***** Records provided
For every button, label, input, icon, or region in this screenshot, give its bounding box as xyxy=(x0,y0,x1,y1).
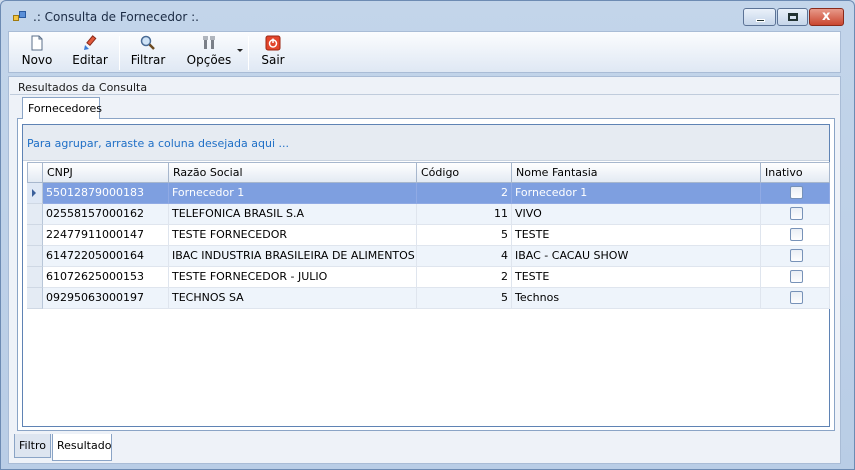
cell-cnpj[interactable]: 55012879000183 xyxy=(43,183,169,204)
cell-codigo[interactable]: 11 xyxy=(417,204,512,225)
column-header-razao-social[interactable]: Razão Social xyxy=(169,162,417,183)
cell-inativo xyxy=(761,288,830,309)
maximize-icon xyxy=(788,13,798,21)
cell-razao-social[interactable]: TESTE FORNECEDOR - JULIO xyxy=(169,267,417,288)
row-indicator[interactable] xyxy=(27,246,43,267)
tab-fornecedores[interactable]: Fornecedores xyxy=(22,97,102,119)
cell-inativo xyxy=(761,267,830,288)
cell-nome-fantasia[interactable]: Fornecedor 1 xyxy=(512,183,761,204)
inativo-checkbox[interactable] xyxy=(790,207,803,220)
inativo-checkbox[interactable] xyxy=(790,186,803,199)
grid-header: CNPJ Razão Social Código Nome Fantasia I… xyxy=(27,162,830,183)
cell-razao-social[interactable]: Fornecedor 1 xyxy=(169,183,417,204)
editar-button[interactable]: Editar xyxy=(67,34,113,72)
new-document-icon xyxy=(29,35,45,51)
inativo-checkbox[interactable] xyxy=(790,249,803,262)
fornecedores-tab-panel: Para agrupar, arraste a coluna desejada … xyxy=(17,118,835,431)
cell-nome-fantasia[interactable]: TESTE xyxy=(512,267,761,288)
cell-codigo[interactable]: 5 xyxy=(417,288,512,309)
column-header-codigo[interactable]: Código xyxy=(417,162,512,183)
row-indicator[interactable] xyxy=(27,267,43,288)
row-indicator[interactable] xyxy=(27,225,43,246)
cell-razao-social[interactable]: TECHNOS SA xyxy=(169,288,417,309)
filtrar-button[interactable]: Filtrar xyxy=(126,34,170,72)
novo-button[interactable]: Novo xyxy=(15,34,59,72)
fornecedores-grid: Para agrupar, arraste a coluna desejada … xyxy=(22,124,830,427)
column-header-inativo[interactable]: Inativo xyxy=(761,162,830,183)
table-row[interactable]: 02558157000162 TELEFONICA BRASIL S.A 11 VIV… xyxy=(27,204,830,225)
power-icon xyxy=(265,35,281,51)
cell-nome-fantasia[interactable]: TESTE xyxy=(512,225,761,246)
minimize-icon xyxy=(756,19,765,22)
results-panel: Resultados da Consulta Fornecedores Para… xyxy=(8,76,841,464)
app-icon[interactable] xyxy=(13,11,27,23)
group-by-panel[interactable]: Para agrupar, arraste a coluna desejada … xyxy=(23,125,829,161)
current-row-arrow-icon xyxy=(32,189,36,197)
row-indicator-header xyxy=(27,162,43,183)
cell-codigo[interactable]: 5 xyxy=(417,225,512,246)
group-title: Resultados da Consulta xyxy=(18,81,148,94)
table-row[interactable]: 61472205000164 IBAC INDUSTRIA BRASILEIRA … xyxy=(27,246,830,267)
cell-inativo xyxy=(761,204,830,225)
magnifier-icon xyxy=(140,35,156,51)
toolbar-separator xyxy=(248,36,249,70)
table-row[interactable]: 09295063000197 TECHNOS SA 5 Technos xyxy=(27,288,830,309)
column-header-cnpj[interactable]: CNPJ xyxy=(43,162,169,183)
cell-codigo[interactable]: 2 xyxy=(417,267,512,288)
cell-cnpj[interactable]: 02558157000162 xyxy=(43,204,169,225)
inativo-checkbox[interactable] xyxy=(790,228,803,241)
row-indicator[interactable] xyxy=(27,288,43,309)
table-row[interactable]: 61072625000153 TESTE FORNECEDOR - JULIO 2 T… xyxy=(27,267,830,288)
column-header-nome-fantasia[interactable]: Nome Fantasia xyxy=(512,162,761,183)
edit-brush-icon xyxy=(82,35,98,51)
close-icon: x xyxy=(822,9,831,24)
opcoes-dropdown-arrow-icon[interactable] xyxy=(237,49,243,52)
table-row[interactable]: 22477911000147 TESTE FORNECEDOR 5 TESTE xyxy=(27,225,830,246)
maximize-button[interactable] xyxy=(777,8,808,26)
toolbar: Novo Editar Filtrar Opções Sair xyxy=(8,31,841,73)
cell-cnpj[interactable]: 61072625000153 xyxy=(43,267,169,288)
sair-button[interactable]: Sair xyxy=(255,34,291,72)
toolbar-separator xyxy=(119,36,120,70)
table-row[interactable]: 55012879000183 Fornecedor 1 2 Fornecedor 1 xyxy=(27,183,830,204)
window-title: .: Consulta de Fornecedor :. xyxy=(33,10,199,24)
cell-codigo[interactable]: 4 xyxy=(417,246,512,267)
minimize-button[interactable] xyxy=(743,8,776,26)
tab-resultado[interactable]: Resultado xyxy=(52,434,112,461)
row-indicator[interactable] xyxy=(27,183,43,204)
cell-inativo xyxy=(761,225,830,246)
close-button[interactable]: x xyxy=(809,8,844,26)
group-divider xyxy=(10,94,839,95)
inativo-checkbox[interactable] xyxy=(790,270,803,283)
group-by-hint: Para agrupar, arraste a coluna desejada … xyxy=(27,137,289,150)
cell-inativo xyxy=(761,183,830,204)
cell-nome-fantasia[interactable]: Technos xyxy=(512,288,761,309)
tools-icon xyxy=(201,35,217,51)
title-bar[interactable]: .: Consulta de Fornecedor :. x xyxy=(1,1,854,31)
cell-nome-fantasia[interactable]: VIVO xyxy=(512,204,761,225)
main-window: .: Consulta de Fornecedor :. x Novo Edit… xyxy=(0,0,855,470)
cell-razao-social[interactable]: IBAC INDUSTRIA BRASILEIRA DE ALIMENTOS E… xyxy=(169,246,417,267)
cell-cnpj[interactable]: 09295063000197 xyxy=(43,288,169,309)
inativo-checkbox[interactable] xyxy=(790,291,803,304)
cell-nome-fantasia[interactable]: IBAC - CACAU SHOW xyxy=(512,246,761,267)
tab-filtro[interactable]: Filtro xyxy=(14,434,51,458)
cell-codigo[interactable]: 2 xyxy=(417,183,512,204)
row-indicator[interactable] xyxy=(27,204,43,225)
opcoes-button[interactable]: Opções xyxy=(183,34,235,72)
cell-razao-social[interactable]: TELEFONICA BRASIL S.A xyxy=(169,204,417,225)
cell-cnpj[interactable]: 61472205000164 xyxy=(43,246,169,267)
cell-cnpj[interactable]: 22477911000147 xyxy=(43,225,169,246)
cell-razao-social[interactable]: TESTE FORNECEDOR xyxy=(169,225,417,246)
cell-inativo xyxy=(761,246,830,267)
**********
Copy all of the data above word for word, but leave out the pictures.

For every button, label, input, icon, or region in this screenshot, give its bounding box as xyxy=(x0,y0,x1,y1).
cell-cnpj[interactable]: 55012879000183 xyxy=(43,183,169,204)
cell-codigo[interactable]: 11 xyxy=(417,204,512,225)
column-header-razao-social[interactable]: Razão Social xyxy=(169,162,417,183)
cell-inativo xyxy=(761,288,830,309)
maximize-icon xyxy=(788,13,798,21)
cell-razao-social[interactable]: TESTE FORNECEDOR - JULIO xyxy=(169,267,417,288)
row-indicator[interactable] xyxy=(27,246,43,267)
tab-fornecedores[interactable]: Fornecedores xyxy=(22,97,102,119)
cell-inativo xyxy=(761,267,830,288)
cell-nome-fantasia[interactable]: Fornecedor 1 xyxy=(512,183,761,204)
inativo-checkbox[interactable] xyxy=(790,207,803,220)
inativo-checkbox[interactable] xyxy=(790,186,803,199)
grid-header: CNPJ Razão Social Código Nome Fantasia I… xyxy=(27,162,830,183)
cell-razao-social[interactable]: Fornecedor 1 xyxy=(169,183,417,204)
editar-button[interactable]: Editar xyxy=(67,34,113,72)
new-document-icon xyxy=(29,35,45,51)
inativo-checkbox[interactable] xyxy=(790,249,803,262)
fornecedores-tab-panel: Para agrupar, arraste a coluna desejada … xyxy=(17,118,835,431)
cell-nome-fantasia[interactable]: TESTE xyxy=(512,267,761,288)
cell-codigo[interactable]: 5 xyxy=(417,288,512,309)
column-header-codigo[interactable]: Código xyxy=(417,162,512,183)
row-indicator[interactable] xyxy=(27,267,43,288)
row-indicator[interactable] xyxy=(27,225,43,246)
cell-razao-social[interactable]: TECHNOS SA xyxy=(169,288,417,309)
filtrar-button[interactable]: Filtrar xyxy=(126,34,170,72)
novo-button[interactable]: Novo xyxy=(15,34,59,72)
fornecedores-grid: Para agrupar, arraste a coluna desejada … xyxy=(22,124,830,427)
column-header-inativo[interactable]: Inativo xyxy=(761,162,830,183)
table-row[interactable]: 02558157000162 TELEFONICA BRASIL S.A 11 VIV… xyxy=(27,204,830,225)
power-icon xyxy=(265,35,281,51)
cell-nome-fantasia[interactable]: TESTE xyxy=(512,225,761,246)
minimize-icon xyxy=(756,19,765,22)
results-panel: Resultados da Consulta Fornecedores Para… xyxy=(8,76,841,464)
app-icon[interactable] xyxy=(13,11,27,23)
group-by-panel[interactable]: Para agrupar, arraste a coluna desejada … xyxy=(23,125,829,161)
current-row-arrow-icon xyxy=(32,189,36,197)
row-indicator-header xyxy=(27,162,43,183)
cell-codigo[interactable]: 5 xyxy=(417,225,512,246)
group-title: Resultados da Consulta xyxy=(18,81,148,94)
table-row[interactable]: 61472205000164 IBAC INDUSTRIA BRASILEIRA … xyxy=(27,246,830,267)
cell-inativo xyxy=(761,204,830,225)
magnifier-icon xyxy=(140,35,156,51)
toolbar-separator xyxy=(248,36,249,70)
table-row[interactable]: 09295063000197 TECHNOS SA 5 Technos xyxy=(27,288,830,309)
column-header-cnpj[interactable]: CNPJ xyxy=(43,162,169,183)
cell-codigo[interactable]: 2 xyxy=(417,267,512,288)
cell-cnpj[interactable]: 02558157000162 xyxy=(43,204,169,225)
inativo-checkbox[interactable] xyxy=(790,228,803,241)
row-indicator[interactable] xyxy=(27,288,43,309)
table-row[interactable]: 61072625000153 TESTE FORNECEDOR - JULIO 2 T… xyxy=(27,267,830,288)
column-header-nome-fantasia[interactable]: Nome Fantasia xyxy=(512,162,761,183)
edit-brush-icon xyxy=(82,35,98,51)
close-icon: x xyxy=(822,9,831,24)
opcoes-dropdown-arrow-icon[interactable] xyxy=(237,49,243,52)
table-row[interactable]: 22477911000147 TESTE FORNECEDOR 5 TESTE xyxy=(27,225,830,246)
maximize-button[interactable] xyxy=(777,8,808,26)
toolbar: Novo Editar Filtrar Opções Sair xyxy=(8,31,841,73)
cell-cnpj[interactable]: 61072625000153 xyxy=(43,267,169,288)
sair-button[interactable]: Sair xyxy=(255,34,291,72)
toolbar-separator xyxy=(119,36,120,70)
table-row[interactable]: 55012879000183 Fornecedor 1 2 Fornecedor 1 xyxy=(27,183,830,204)
window-title: .: Consulta de Fornecedor :. xyxy=(33,10,199,24)
cell-codigo[interactable]: 4 xyxy=(417,246,512,267)
minimize-button[interactable] xyxy=(743,8,776,26)
tab-resultado[interactable]: Resultado xyxy=(52,434,112,461)
row-indicator[interactable] xyxy=(27,183,43,204)
cell-inativo xyxy=(761,225,830,246)
close-button[interactable]: x xyxy=(809,8,844,26)
group-divider xyxy=(10,94,839,95)
inativo-checkbox[interactable] xyxy=(790,270,803,283)
group-by-hint: Para agrupar, arraste a coluna desejada … xyxy=(27,137,289,150)
cell-inativo xyxy=(761,183,830,204)
cell-nome-fantasia[interactable]: Technos xyxy=(512,288,761,309)
tools-icon xyxy=(201,35,217,51)
title-bar[interactable]: .: Consulta de Fornecedor :. x xyxy=(1,1,854,31)
cell-nome-fantasia[interactable]: VIVO xyxy=(512,204,761,225)
main-window: .: Consulta de Fornecedor :. x Novo Edit… xyxy=(0,0,855,470)
cell-razao-social[interactable]: IBAC INDUSTRIA BRASILEIRA DE ALIMENTOS E… xyxy=(169,246,417,267)
cell-cnpj[interactable]: 09295063000197 xyxy=(43,288,169,309)
inativo-checkbox[interactable] xyxy=(790,291,803,304)
cell-nome-fantasia[interactable]: IBAC - CACAU SHOW xyxy=(512,246,761,267)
tab-filtro[interactable]: Filtro xyxy=(14,434,51,458)
cell-codigo[interactable]: 2 xyxy=(417,183,512,204)
row-indicator[interactable] xyxy=(27,204,43,225)
opcoes-button[interactable]: Opções xyxy=(183,34,235,72)
cell-razao-social[interactable]: TELEFONICA BRASIL S.A xyxy=(169,204,417,225)
cell-cnpj[interactable]: 61472205000164 xyxy=(43,246,169,267)
cell-cnpj[interactable]: 22477911000147 xyxy=(43,225,169,246)
cell-razao-social[interactable]: TESTE FORNECEDOR xyxy=(169,225,417,246)
cell-inativo xyxy=(761,246,830,267)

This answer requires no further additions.